__Problem requirements__. Please repeat all of the listing exactly.

__The data__.
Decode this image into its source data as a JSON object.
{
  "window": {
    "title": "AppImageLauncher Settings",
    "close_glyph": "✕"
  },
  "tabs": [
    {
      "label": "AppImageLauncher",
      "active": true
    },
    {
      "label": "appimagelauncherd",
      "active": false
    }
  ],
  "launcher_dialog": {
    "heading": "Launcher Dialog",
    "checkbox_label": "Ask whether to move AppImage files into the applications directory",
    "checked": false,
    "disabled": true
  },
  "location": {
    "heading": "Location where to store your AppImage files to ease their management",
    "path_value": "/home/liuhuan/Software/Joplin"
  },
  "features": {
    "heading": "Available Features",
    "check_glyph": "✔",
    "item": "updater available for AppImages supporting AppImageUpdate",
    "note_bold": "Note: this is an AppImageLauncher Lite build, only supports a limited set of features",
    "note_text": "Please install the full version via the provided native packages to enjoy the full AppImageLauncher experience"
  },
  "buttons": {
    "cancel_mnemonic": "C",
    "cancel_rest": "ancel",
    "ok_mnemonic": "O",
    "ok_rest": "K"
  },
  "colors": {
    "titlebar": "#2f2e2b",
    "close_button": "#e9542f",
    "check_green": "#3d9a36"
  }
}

__Written answer__.
Decode this image into its source data as a JSON object.
{
  "window": {
    "title": "AppImageLauncher Settings",
    "close_glyph": "✕"
  },
  "tabs": [
    {
      "label": "AppImageLauncher",
      "active": true
    },
    {
      "label": "appimagelauncherd",
      "active": false
    }
  ],
  "launcher_dialog": {
    "heading": "Launcher Dialog",
    "checkbox_label": "Ask whether to move AppImage files into the applications directory",
    "checked": false,
    "disabled": true
  },
  "location": {
    "heading": "Location where to store your AppImage files to ease their management",
    "path_value": "/home/liuhuan/Software/Joplin"
  },
  "features": {
    "heading": "Available Features",
    "check_glyph": "✔",
    "item": "updater available for AppImages supporting AppImageUpdate",
    "note_bold": "Note: this is an AppImageLauncher Lite build, only supports a limited set of features",
    "note_text": "Please install the full version via the provided native packages to enjoy the full AppImageLauncher experience"
  },
  "buttons": {
    "cancel_mnemonic": "C",
    "cancel_rest": "ancel",
    "ok_mnemonic": "O",
    "ok_rest": "K"
  },
  "colors": {
    "titlebar": "#2f2e2b",
    "close_button": "#e9542f",
    "check_green": "#3d9a36"
  }
}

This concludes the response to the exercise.